— START SOURCE MATERIAL —
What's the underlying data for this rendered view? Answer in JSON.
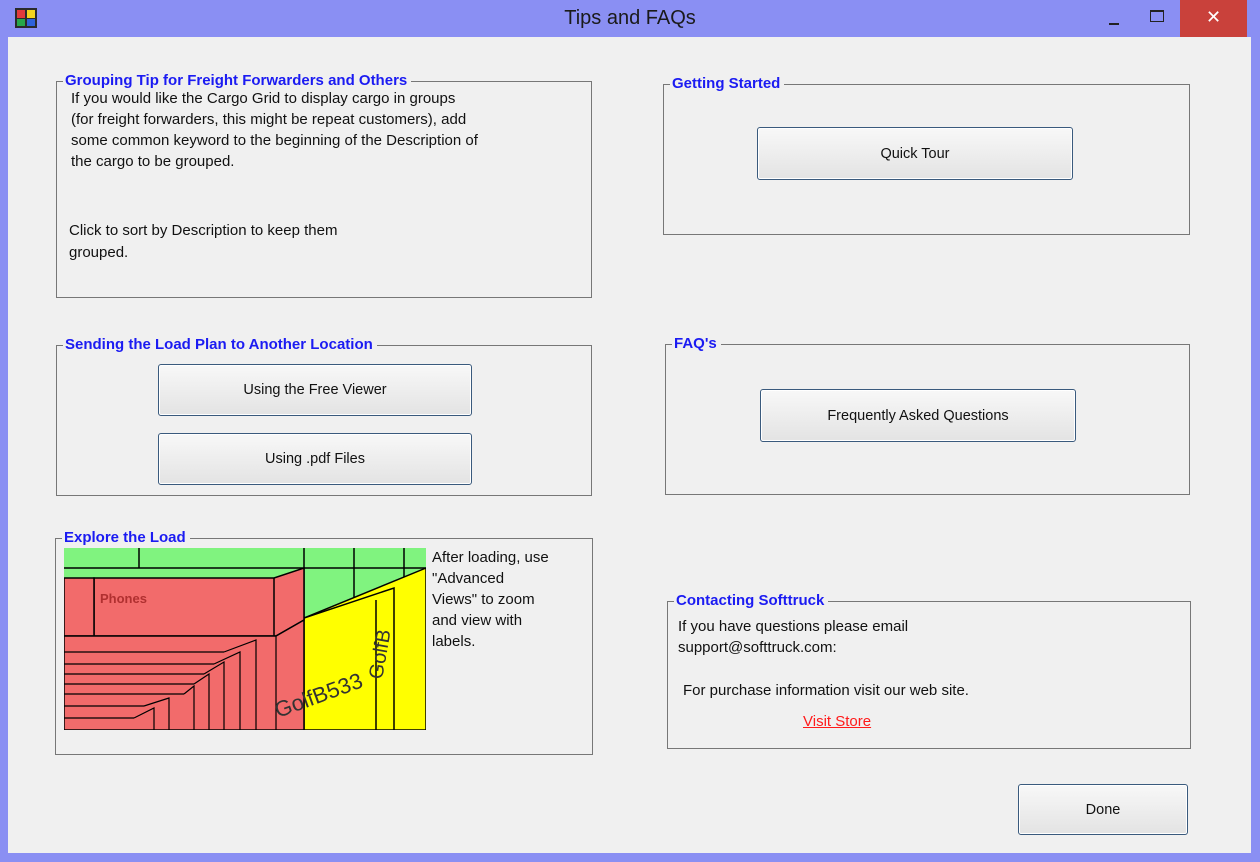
{
  "window": {
    "title": "Tips and FAQs",
    "close_glyph": "✕"
  },
  "grouping": {
    "legend": "Grouping Tip for Freight Forwarders and Others",
    "lines": [
      "If you would like the Cargo Grid to display cargo in groups",
      "(for freight forwarders, this might be repeat customers), add",
      "some common keyword to the beginning of the Description of",
      "the cargo to be grouped."
    ],
    "sort_lines": [
      "Click to sort by Description to keep them",
      "grouped."
    ]
  },
  "sending": {
    "legend": "Sending the Load Plan to Another Location",
    "free_viewer_label": "Using the Free Viewer",
    "pdf_label": "Using .pdf Files"
  },
  "explore": {
    "legend": "Explore the Load",
    "lines": [
      "After loading, use",
      "\"Advanced",
      "Views\" to zoom",
      "and view with",
      "labels."
    ],
    "image_labels": [
      "Phones",
      "GolfB533",
      "GolfB"
    ]
  },
  "getting_started": {
    "legend": "Getting Started",
    "quick_tour_label": "Quick Tour"
  },
  "faqs": {
    "legend": "FAQ's",
    "faq_label": "Frequently Asked Questions"
  },
  "contact": {
    "legend": "Contacting Softtruck",
    "lines": [
      "If you have questions please email",
      "support@softtruck.com:"
    ],
    "purchase_text": "For purchase information visit our web site.",
    "store_link": "Visit Store"
  },
  "done_label": "Done",
  "colors": {
    "title_bar": "#8a8ff3",
    "legend_text": "#1b1bf2",
    "close_button": "#c9413b",
    "link": "#ff1a1a",
    "cargo_red": "#f26b6b",
    "cargo_green": "#80f37f",
    "cargo_yellow": "#ffff00"
  }
}
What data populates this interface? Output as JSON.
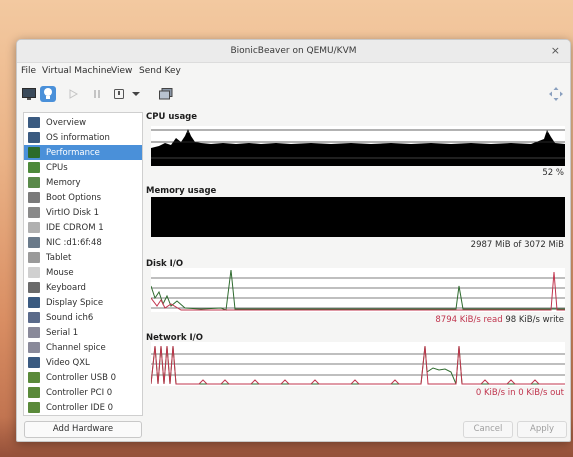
{
  "window": {
    "title": "BionicBeaver on QEMU/KVM",
    "close": "×"
  },
  "menu": [
    "File",
    "Virtual Machine",
    "View",
    "Send Key"
  ],
  "toolbar": {
    "icons": [
      "monitor-icon",
      "lightbulb-icon",
      "play-icon",
      "pause-icon",
      "power-icon",
      "dropdown-arrow-icon",
      "snapshot-icon",
      "fullscreen-icon"
    ],
    "active": "lightbulb-icon"
  },
  "sidebar": {
    "selected": 2,
    "items": [
      {
        "label": "Overview",
        "icon": "monitor-icon"
      },
      {
        "label": "OS information",
        "icon": "monitor-icon"
      },
      {
        "label": "Performance",
        "icon": "performance-icon"
      },
      {
        "label": "CPUs",
        "icon": "cpu-icon"
      },
      {
        "label": "Memory",
        "icon": "memory-icon"
      },
      {
        "label": "Boot Options",
        "icon": "gear-icon"
      },
      {
        "label": "VirtIO Disk 1",
        "icon": "disk-icon"
      },
      {
        "label": "IDE CDROM 1",
        "icon": "cdrom-icon"
      },
      {
        "label": "NIC :d1:6f:48",
        "icon": "nic-icon"
      },
      {
        "label": "Tablet",
        "icon": "tablet-icon"
      },
      {
        "label": "Mouse",
        "icon": "mouse-icon"
      },
      {
        "label": "Keyboard",
        "icon": "keyboard-icon"
      },
      {
        "label": "Display Spice",
        "icon": "display-icon"
      },
      {
        "label": "Sound ich6",
        "icon": "sound-icon"
      },
      {
        "label": "Serial 1",
        "icon": "serial-icon"
      },
      {
        "label": "Channel spice",
        "icon": "channel-icon"
      },
      {
        "label": "Video QXL",
        "icon": "video-icon"
      },
      {
        "label": "Controller USB 0",
        "icon": "controller-icon"
      },
      {
        "label": "Controller PCI 0",
        "icon": "controller-icon"
      },
      {
        "label": "Controller IDE 0",
        "icon": "controller-icon"
      }
    ],
    "add_hardware": "Add Hardware"
  },
  "buttons": {
    "cancel": "Cancel",
    "apply": "Apply"
  },
  "performance": {
    "cpu": {
      "title": "CPU usage",
      "value": "52 %"
    },
    "memory": {
      "title": "Memory usage",
      "value": "2987 MiB of 3072 MiB"
    },
    "disk": {
      "title": "Disk I/O",
      "read": "8794 KiB/s read",
      "write": "98 KiB/s write"
    },
    "network": {
      "title": "Network I/O",
      "in": "0 KiB/s in",
      "out": "0 KiB/s out"
    }
  },
  "colors": {
    "accent": "#4a90d9",
    "graph_fill": "#000000",
    "read_series": "#2f6b2f",
    "write_series": "#c0344d"
  }
}
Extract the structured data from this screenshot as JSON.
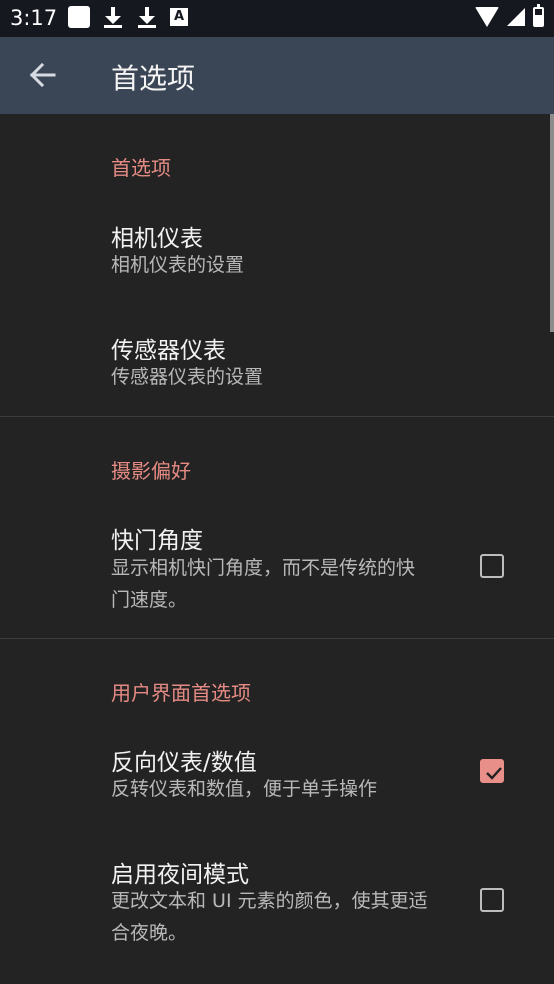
{
  "status_bar": {
    "time": "3:17",
    "left_icons": [
      "square-notification-icon",
      "download-icon",
      "download-icon",
      "a-notification-icon"
    ],
    "right_icons": [
      "wifi-icon",
      "signal-icon",
      "battery-icon"
    ]
  },
  "app_bar": {
    "title": "首选项",
    "back_icon": "arrow-left-icon"
  },
  "sections": [
    {
      "header": "首选项",
      "items": [
        {
          "title": "相机仪表",
          "summary": "相机仪表的设置"
        },
        {
          "title": "传感器仪表",
          "summary": "传感器仪表的设置"
        }
      ]
    },
    {
      "header": "摄影偏好",
      "items": [
        {
          "title": "快门角度",
          "summary": "显示相机快门角度，而不是传统的快门速度。",
          "checked": false
        }
      ]
    },
    {
      "header": "用户界面首选项",
      "items": [
        {
          "title": "反向仪表/数值",
          "summary": "反转仪表和数值，便于单手操作",
          "checked": true
        },
        {
          "title": "启用夜间模式",
          "summary": "更改文本和 UI 元素的颜色，使其更适合夜晚。",
          "checked": false
        }
      ]
    }
  ],
  "colors": {
    "accent": "#e88f8a",
    "app_bar": "#3a4556",
    "background": "#232323"
  }
}
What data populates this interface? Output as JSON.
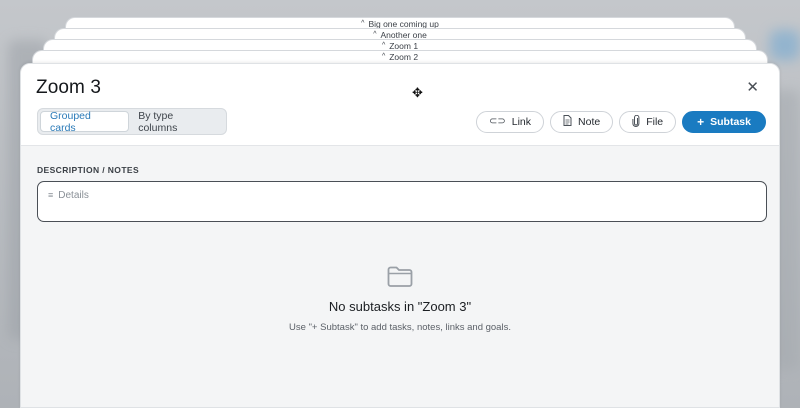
{
  "stack": [
    {
      "label": "Big one coming up",
      "icon": "chevron-up-icon"
    },
    {
      "label": "Another one",
      "icon": "chevron-up-icon"
    },
    {
      "label": "Zoom 1",
      "icon": "chevron-up-icon"
    },
    {
      "label": "Zoom 2",
      "icon": "chevron-up-icon"
    }
  ],
  "modal": {
    "title": "Zoom 3",
    "close_icon": "close-icon",
    "move_icon": "move-icon",
    "view_toggle": {
      "options": [
        "Grouped cards",
        "By type columns"
      ],
      "selected": "Grouped cards"
    },
    "actions": [
      {
        "label": "Link",
        "icon": "link-icon"
      },
      {
        "label": "Note",
        "icon": "note-icon"
      },
      {
        "label": "File",
        "icon": "paperclip-icon"
      },
      {
        "label": "Subtask",
        "icon": "plus-icon"
      }
    ],
    "description": {
      "label": "DESCRIPTION / NOTES",
      "placeholder": "Details"
    },
    "empty_state": {
      "icon": "folder-icon",
      "title": "No subtasks in \"Zoom 3\"",
      "subtitle": "Use \"+ Subtask\" to add tasks, notes, links and goals."
    }
  },
  "colors": {
    "accent": "#1a7bc1",
    "segment_active_text": "#2a7ab8"
  }
}
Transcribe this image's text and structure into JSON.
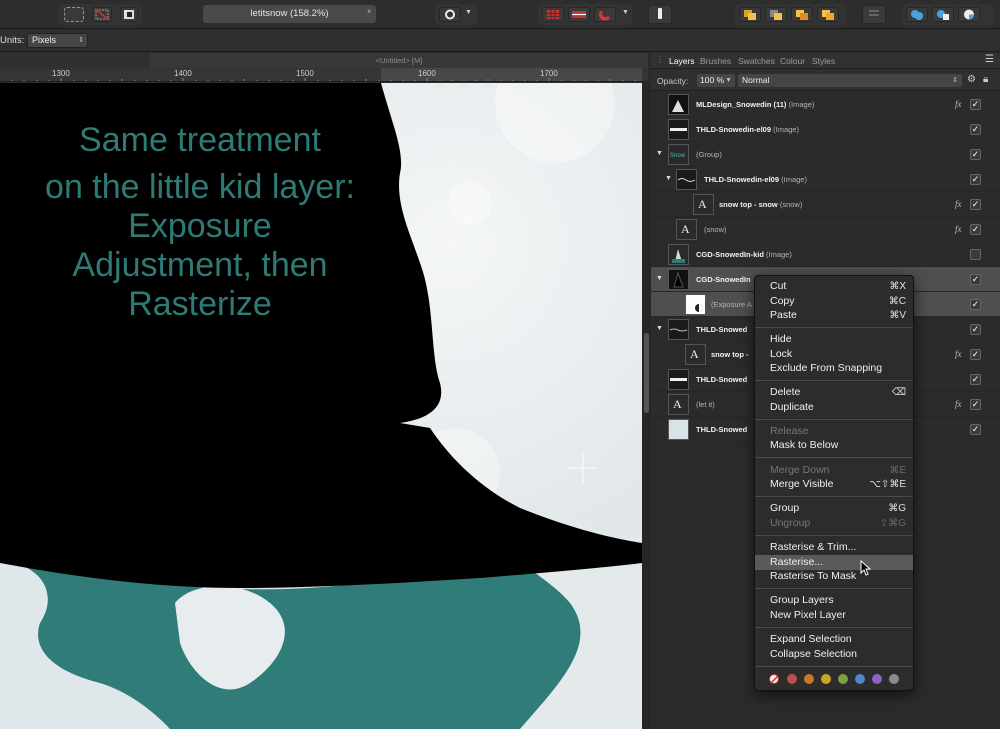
— END SOURCE MATERIAL —
PROBLEM DESCRIPTION: Transcribe the records above exactly, omitting every picture they contain.

WRITTEN RESPONSE:
What's the underlying data for this rendered view? Answer in JSON.
{
  "window": {
    "title": "Tips and FAQs",
    "close_glyph": "✕"
  },
  "grouping": {
    "legend": "Grouping Tip for Freight Forwarders and Others",
    "lines": [
      "If you would like the Cargo Grid to display cargo in groups",
      "(for freight forwarders, this might be repeat customers), add",
      "some common keyword to the beginning of the Description of",
      "the cargo to be grouped."
    ],
    "sort_lines": [
      "Click to sort by Description to keep them",
      "grouped."
    ]
  },
  "sending": {
    "legend": "Sending the Load Plan to Another Location",
    "free_viewer_label": "Using the Free Viewer",
    "pdf_label": "Using .pdf Files"
  },
  "explore": {
    "legend": "Explore the Load",
    "lines": [
      "After loading, use",
      "\"Advanced",
      "Views\" to zoom",
      "and view with",
      "labels."
    ],
    "image_labels": [
      "Phones",
      "GolfB533",
      "GolfB"
    ]
  },
  "getting_started": {
    "legend": "Getting Started",
    "quick_tour_label": "Quick Tour"
  },
  "faqs": {
    "legend": "FAQ's",
    "faq_label": "Frequently Asked Questions"
  },
  "contact": {
    "legend": "Contacting Softtruck",
    "lines": [
      "If you have questions please email",
      "support@softtruck.com:"
    ],
    "purchase_text": "For purchase information visit our web site.",
    "store_link": "Visit Store"
  },
  "done_label": "Done",
  "colors": {
    "title_bar": "#8a8ff3",
    "legend_text": "#1b1bf2",
    "close_button": "#c9413b",
    "link": "#ff1a1a",
    "cargo_red": "#f26b6b",
    "cargo_green": "#80f37f",
    "cargo_yellow": "#ffff00"
  }
}
What data populates this interface? Output as JSON.
{
  "window": {
    "title": "BionicBeaver on QEMU/KVM",
    "close": "×"
  },
  "menu": [
    "File",
    "Virtual Machine",
    "View",
    "Send Key"
  ],
  "toolbar": {
    "icons": [
      "monitor-icon",
      "lightbulb-icon",
      "play-icon",
      "pause-icon",
      "power-icon",
      "dropdown-arrow-icon",
      "snapshot-icon",
      "fullscreen-icon"
    ],
    "active": "lightbulb-icon"
  },
  "sidebar": {
    "selected": 2,
    "items": [
      {
        "label": "Overview",
        "icon": "monitor-icon"
      },
      {
        "label": "OS information",
        "icon": "monitor-icon"
      },
      {
        "label": "Performance",
        "icon": "performance-icon"
      },
      {
        "label": "CPUs",
        "icon": "cpu-icon"
      },
      {
        "label": "Memory",
        "icon": "memory-icon"
      },
      {
        "label": "Boot Options",
        "icon": "gear-icon"
      },
      {
        "label": "VirtIO Disk 1",
        "icon": "disk-icon"
      },
      {
        "label": "IDE CDROM 1",
        "icon": "cdrom-icon"
      },
      {
        "label": "NIC :d1:6f:48",
        "icon": "nic-icon"
      },
      {
        "label": "Tablet",
        "icon": "tablet-icon"
      },
      {
        "label": "Mouse",
        "icon": "mouse-icon"
      },
      {
        "label": "Keyboard",
        "icon": "keyboard-icon"
      },
      {
        "label": "Display Spice",
        "icon": "display-icon"
      },
      {
        "label": "Sound ich6",
        "icon": "sound-icon"
      },
      {
        "label": "Serial 1",
        "icon": "serial-icon"
      },
      {
        "label": "Channel spice",
        "icon": "channel-icon"
      },
      {
        "label": "Video QXL",
        "icon": "video-icon"
      },
      {
        "label": "Controller USB 0",
        "icon": "controller-icon"
      },
      {
        "label": "Controller PCI 0",
        "icon": "controller-icon"
      },
      {
        "label": "Controller IDE 0",
        "icon": "controller-icon"
      }
    ],
    "add_hardware": "Add Hardware"
  },
  "buttons": {
    "cancel": "Cancel",
    "apply": "Apply"
  },
  "performance": {
    "cpu": {
      "title": "CPU usage",
      "value": "52 %"
    },
    "memory": {
      "title": "Memory usage",
      "value": "2987 MiB of 3072 MiB"
    },
    "disk": {
      "title": "Disk I/O",
      "read": "8794 KiB/s read",
      "write": "98 KiB/s write"
    },
    "network": {
      "title": "Network I/O",
      "in": "0 KiB/s in",
      "out": "0 KiB/s out"
    }
  },
  "colors": {
    "accent": "#4a90d9",
    "graph_fill": "#000000",
    "read_series": "#2f6b2f",
    "write_series": "#c0344d"
  }
}
Extract the structured data from this screenshot as JSON.
{
  "status_bar": {
    "time": "3:17",
    "left_icons": [
      "square-notification-icon",
      "download-icon",
      "download-icon",
      "a-notification-icon"
    ],
    "right_icons": [
      "wifi-icon",
      "signal-icon",
      "battery-icon"
    ]
  },
  "app_bar": {
    "title": "首选项",
    "back_icon": "arrow-left-icon"
  },
  "sections": [
    {
      "header": "首选项",
      "items": [
        {
          "title": "相机仪表",
          "summary": "相机仪表的设置"
        },
        {
          "title": "传感器仪表",
          "summary": "传感器仪表的设置"
        }
      ]
    },
    {
      "header": "摄影偏好",
      "items": [
        {
          "title": "快门角度",
          "summary": "显示相机快门角度，而不是传统的快门速度。",
          "checked": false
        }
      ]
    },
    {
      "header": "用户界面首选项",
      "items": [
        {
          "title": "反向仪表/数值",
          "summary": "反转仪表和数值，便于单手操作",
          "checked": true
        },
        {
          "title": "启用夜间模式",
          "summary": "更改文本和 UI 元素的颜色，使其更适合夜晚。",
          "checked": false
        }
      ]
    }
  ],
  "colors": {
    "accent": "#e88f8a",
    "app_bar": "#3a4556",
    "background": "#232323"
  }
}
What data populates this interface? Output as JSON.
{
  "stack": [
    {
      "label": "Big one coming up",
      "icon": "chevron-up-icon"
    },
    {
      "label": "Another one",
      "icon": "chevron-up-icon"
    },
    {
      "label": "Zoom 1",
      "icon": "chevron-up-icon"
    },
    {
      "label": "Zoom 2",
      "icon": "chevron-up-icon"
    }
  ],
  "modal": {
    "title": "Zoom 3",
    "close_icon": "close-icon",
    "move_icon": "move-icon",
    "view_toggle": {
      "options": [
        "Grouped cards",
        "By type columns"
      ],
      "selected": "Grouped cards"
    },
    "actions": [
      {
        "label": "Link",
        "icon": "link-icon"
      },
      {
        "label": "Note",
        "icon": "note-icon"
      },
      {
        "label": "File",
        "icon": "paperclip-icon"
      },
      {
        "label": "Subtask",
        "icon": "plus-icon"
      }
    ],
    "description": {
      "label": "DESCRIPTION / NOTES",
      "placeholder": "Details"
    },
    "empty_state": {
      "icon": "folder-icon",
      "title": "No subtasks in \"Zoom 3\"",
      "subtitle": "Use \"+ Subtask\" to add tasks, notes, links and goals."
    }
  },
  "colors": {
    "accent": "#1a7bc1",
    "segment_active_text": "#2a7ab8"
  }
}
Transcribe this image's text and structure into JSON.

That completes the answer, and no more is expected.